Rússia critica "decisões irresponsáveis" da NATO sobre a invasão

Rússia critica "decisões irresponsáveis" da NATO sobre a invasão

A Rússia classificou hoje de "irresponsáveis" os compromissos assumidos pela NATO em favor da Ucrânia na sua última cimeira na Turquia, acusando ainda os estados europeus de se prepararem "para um conflito armado" com Moscovo.

Lusa / Adicionar como fonte informativa

Em comunicado, o Ministério dos Negócios Estrangeiros russo criticou os países membros da Aliança Atlântica por tomarem "decisões irresponsáveis suscetíveis de conduzir a uma catástrofe" e por se concentrarem na "militarização do continente europeu".

Os chefes de Estado e de Governo da NATO reiteraram hoje o seu "apoio inabalável" à Ucrânia e anunciaram um financiamento de 70 mil milhões de euros este ano, comprometendo-se a manter níveis "pelo menos equivalentes" em 2027.

> **Problemas a resolver**
1. Indique se cada uma das afirmações seguintes está de acordo com a notícia, respondendo «sim» ou «não» e citando as palavras do texto que o determinam: (a) A Rússia acusou os estados europeus de se prepararem para um conflito armado com Moscovo. (b) A NATO comprometeu-se a reduzir o apoio à Ucrânia em 2027. (c) A NATO anunciou para este ano um financiamento de 70 mil milhões de euros.
2. Excluindo o título, enumere todas as expressões entre aspas que a notícia atribui à parte russa.

> **Informação**
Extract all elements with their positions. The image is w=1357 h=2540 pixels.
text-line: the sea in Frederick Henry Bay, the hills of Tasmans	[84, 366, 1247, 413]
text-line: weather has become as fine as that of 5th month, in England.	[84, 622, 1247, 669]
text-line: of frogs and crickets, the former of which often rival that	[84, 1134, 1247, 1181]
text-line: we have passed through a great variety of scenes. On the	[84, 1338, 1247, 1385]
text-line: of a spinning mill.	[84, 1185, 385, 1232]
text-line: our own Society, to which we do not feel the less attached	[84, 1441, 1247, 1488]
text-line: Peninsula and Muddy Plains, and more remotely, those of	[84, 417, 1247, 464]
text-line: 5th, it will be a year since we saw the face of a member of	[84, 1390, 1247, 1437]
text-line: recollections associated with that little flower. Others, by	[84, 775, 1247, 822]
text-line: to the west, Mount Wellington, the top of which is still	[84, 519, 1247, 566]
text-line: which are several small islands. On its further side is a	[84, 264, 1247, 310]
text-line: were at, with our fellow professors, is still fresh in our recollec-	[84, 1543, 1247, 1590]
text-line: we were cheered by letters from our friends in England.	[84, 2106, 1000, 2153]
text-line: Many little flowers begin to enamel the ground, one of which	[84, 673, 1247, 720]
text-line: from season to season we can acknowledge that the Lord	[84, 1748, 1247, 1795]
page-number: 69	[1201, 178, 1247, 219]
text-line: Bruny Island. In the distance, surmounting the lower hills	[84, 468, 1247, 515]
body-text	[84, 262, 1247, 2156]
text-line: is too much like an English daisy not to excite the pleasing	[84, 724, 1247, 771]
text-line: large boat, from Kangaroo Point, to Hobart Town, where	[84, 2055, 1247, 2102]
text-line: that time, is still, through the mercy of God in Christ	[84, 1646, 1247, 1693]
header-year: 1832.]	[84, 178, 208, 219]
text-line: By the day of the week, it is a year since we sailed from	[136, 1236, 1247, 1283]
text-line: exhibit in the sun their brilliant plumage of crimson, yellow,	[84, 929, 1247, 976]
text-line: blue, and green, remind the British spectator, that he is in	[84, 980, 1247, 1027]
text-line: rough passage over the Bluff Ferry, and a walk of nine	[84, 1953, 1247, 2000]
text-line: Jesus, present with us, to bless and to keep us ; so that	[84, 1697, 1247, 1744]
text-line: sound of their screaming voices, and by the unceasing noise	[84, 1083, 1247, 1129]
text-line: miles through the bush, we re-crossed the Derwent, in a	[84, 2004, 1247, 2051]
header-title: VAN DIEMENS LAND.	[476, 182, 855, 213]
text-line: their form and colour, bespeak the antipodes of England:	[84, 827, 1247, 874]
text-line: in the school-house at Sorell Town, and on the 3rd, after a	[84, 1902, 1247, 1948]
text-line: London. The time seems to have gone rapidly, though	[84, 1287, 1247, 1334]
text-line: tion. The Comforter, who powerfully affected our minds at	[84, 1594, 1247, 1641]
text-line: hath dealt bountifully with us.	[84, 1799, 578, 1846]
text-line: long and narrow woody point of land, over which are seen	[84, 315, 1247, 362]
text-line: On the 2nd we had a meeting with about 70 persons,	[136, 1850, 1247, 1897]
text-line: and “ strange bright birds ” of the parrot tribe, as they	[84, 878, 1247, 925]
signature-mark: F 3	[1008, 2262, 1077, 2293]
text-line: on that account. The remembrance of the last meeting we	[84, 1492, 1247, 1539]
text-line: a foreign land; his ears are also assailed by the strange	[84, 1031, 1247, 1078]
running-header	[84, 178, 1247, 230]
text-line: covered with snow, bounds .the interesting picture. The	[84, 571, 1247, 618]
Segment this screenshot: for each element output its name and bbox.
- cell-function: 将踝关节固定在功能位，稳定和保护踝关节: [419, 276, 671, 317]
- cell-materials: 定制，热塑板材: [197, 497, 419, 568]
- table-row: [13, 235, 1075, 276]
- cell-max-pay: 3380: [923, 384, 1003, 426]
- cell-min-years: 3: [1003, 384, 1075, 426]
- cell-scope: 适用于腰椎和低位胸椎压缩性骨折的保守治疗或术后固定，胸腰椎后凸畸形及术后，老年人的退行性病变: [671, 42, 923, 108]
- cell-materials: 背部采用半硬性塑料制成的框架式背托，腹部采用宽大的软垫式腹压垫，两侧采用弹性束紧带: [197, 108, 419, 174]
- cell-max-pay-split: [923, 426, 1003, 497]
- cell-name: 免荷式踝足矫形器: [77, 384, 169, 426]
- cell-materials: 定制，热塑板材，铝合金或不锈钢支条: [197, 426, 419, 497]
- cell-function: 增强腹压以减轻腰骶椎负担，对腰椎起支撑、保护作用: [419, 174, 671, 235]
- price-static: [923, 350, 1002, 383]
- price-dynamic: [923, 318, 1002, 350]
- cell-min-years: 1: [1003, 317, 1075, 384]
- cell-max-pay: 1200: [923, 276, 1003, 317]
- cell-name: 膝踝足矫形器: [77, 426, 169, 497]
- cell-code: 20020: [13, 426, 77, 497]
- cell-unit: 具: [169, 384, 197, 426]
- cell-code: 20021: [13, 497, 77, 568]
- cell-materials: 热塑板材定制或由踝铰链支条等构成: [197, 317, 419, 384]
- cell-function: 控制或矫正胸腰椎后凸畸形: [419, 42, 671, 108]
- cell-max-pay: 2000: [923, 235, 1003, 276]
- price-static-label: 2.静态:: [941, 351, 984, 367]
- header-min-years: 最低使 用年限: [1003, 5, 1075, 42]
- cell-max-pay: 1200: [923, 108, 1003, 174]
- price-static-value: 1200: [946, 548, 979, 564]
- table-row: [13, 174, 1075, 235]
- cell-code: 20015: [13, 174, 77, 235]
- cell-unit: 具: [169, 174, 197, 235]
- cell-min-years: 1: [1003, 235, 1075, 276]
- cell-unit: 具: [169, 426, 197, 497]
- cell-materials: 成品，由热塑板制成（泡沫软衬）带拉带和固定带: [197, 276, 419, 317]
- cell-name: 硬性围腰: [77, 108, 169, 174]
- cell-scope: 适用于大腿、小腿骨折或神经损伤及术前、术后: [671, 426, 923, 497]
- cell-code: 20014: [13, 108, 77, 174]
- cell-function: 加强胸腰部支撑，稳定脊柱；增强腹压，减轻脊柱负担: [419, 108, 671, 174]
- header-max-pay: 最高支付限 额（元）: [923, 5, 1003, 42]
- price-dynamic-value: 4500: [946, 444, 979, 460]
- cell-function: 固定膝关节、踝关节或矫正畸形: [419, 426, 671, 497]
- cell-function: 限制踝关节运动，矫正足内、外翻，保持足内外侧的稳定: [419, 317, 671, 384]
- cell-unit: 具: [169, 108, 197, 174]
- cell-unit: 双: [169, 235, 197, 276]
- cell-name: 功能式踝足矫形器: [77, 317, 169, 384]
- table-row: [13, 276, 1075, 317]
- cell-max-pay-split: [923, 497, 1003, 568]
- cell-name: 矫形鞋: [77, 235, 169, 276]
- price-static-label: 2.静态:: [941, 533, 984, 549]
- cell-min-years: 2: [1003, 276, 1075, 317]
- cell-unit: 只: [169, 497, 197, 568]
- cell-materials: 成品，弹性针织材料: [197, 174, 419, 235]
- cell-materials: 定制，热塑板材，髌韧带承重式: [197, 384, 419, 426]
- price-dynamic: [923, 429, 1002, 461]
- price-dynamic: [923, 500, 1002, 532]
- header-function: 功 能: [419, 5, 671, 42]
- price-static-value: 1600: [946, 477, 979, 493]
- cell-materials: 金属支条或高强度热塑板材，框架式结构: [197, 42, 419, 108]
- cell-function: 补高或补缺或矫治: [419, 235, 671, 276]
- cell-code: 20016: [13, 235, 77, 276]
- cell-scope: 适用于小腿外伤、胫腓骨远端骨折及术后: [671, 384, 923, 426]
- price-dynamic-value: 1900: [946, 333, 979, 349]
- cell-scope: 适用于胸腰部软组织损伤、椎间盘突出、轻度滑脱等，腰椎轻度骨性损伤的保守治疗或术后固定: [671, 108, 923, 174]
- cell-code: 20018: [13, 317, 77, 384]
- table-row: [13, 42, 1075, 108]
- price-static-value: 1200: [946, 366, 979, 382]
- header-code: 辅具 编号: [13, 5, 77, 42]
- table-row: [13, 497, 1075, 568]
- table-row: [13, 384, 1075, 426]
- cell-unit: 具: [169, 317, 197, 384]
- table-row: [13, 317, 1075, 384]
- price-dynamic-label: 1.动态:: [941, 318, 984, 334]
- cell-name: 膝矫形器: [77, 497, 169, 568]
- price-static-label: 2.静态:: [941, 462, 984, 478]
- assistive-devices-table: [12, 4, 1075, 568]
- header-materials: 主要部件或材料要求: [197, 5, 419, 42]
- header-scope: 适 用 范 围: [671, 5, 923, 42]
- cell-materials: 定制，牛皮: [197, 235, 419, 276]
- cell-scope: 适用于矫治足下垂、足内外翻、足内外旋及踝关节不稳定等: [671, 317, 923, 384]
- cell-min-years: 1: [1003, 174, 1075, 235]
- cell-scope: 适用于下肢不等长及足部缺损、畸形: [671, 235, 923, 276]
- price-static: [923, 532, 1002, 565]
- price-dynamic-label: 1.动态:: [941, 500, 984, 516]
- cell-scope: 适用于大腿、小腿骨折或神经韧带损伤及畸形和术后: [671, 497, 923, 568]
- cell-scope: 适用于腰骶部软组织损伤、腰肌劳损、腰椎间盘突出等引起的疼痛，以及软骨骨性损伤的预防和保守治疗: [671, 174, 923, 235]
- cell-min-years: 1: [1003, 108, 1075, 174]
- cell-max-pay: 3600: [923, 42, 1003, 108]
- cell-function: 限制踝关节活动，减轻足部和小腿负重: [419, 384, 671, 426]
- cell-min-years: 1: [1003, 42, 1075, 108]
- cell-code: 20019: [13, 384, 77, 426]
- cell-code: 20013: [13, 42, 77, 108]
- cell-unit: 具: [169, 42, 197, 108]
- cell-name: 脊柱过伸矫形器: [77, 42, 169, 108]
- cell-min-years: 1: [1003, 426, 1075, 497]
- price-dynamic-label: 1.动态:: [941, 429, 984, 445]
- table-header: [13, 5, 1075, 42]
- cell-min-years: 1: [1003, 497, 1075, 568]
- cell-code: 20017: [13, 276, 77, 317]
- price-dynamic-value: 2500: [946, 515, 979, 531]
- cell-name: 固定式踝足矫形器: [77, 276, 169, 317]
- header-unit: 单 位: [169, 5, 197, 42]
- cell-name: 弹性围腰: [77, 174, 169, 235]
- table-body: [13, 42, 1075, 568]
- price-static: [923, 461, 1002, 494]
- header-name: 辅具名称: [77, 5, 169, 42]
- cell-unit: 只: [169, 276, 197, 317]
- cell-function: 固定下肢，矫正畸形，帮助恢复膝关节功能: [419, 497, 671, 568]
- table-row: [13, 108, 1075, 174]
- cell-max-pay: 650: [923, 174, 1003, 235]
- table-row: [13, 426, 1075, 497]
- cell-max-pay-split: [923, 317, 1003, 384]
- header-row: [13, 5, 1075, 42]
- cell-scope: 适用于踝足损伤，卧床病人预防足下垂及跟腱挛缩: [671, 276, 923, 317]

> **Resultados por tarefa**
1.
(a) Sim: «acusando ainda os estados europeus de se prepararem "para um conflito armado" com Moscovo».
(b) Não: «comprometendo-se a manter níveis "pelo menos equivalentes" em 2027».
(c) Sim: «anunciaram um financiamento de 70 mil milhões de euros este ano».

2.
"irresponsáveis"
"para um conflito armado"
"decisões irresponsáveis suscetíveis de conduzir a uma catástrofe"
"militarização do continente europeu"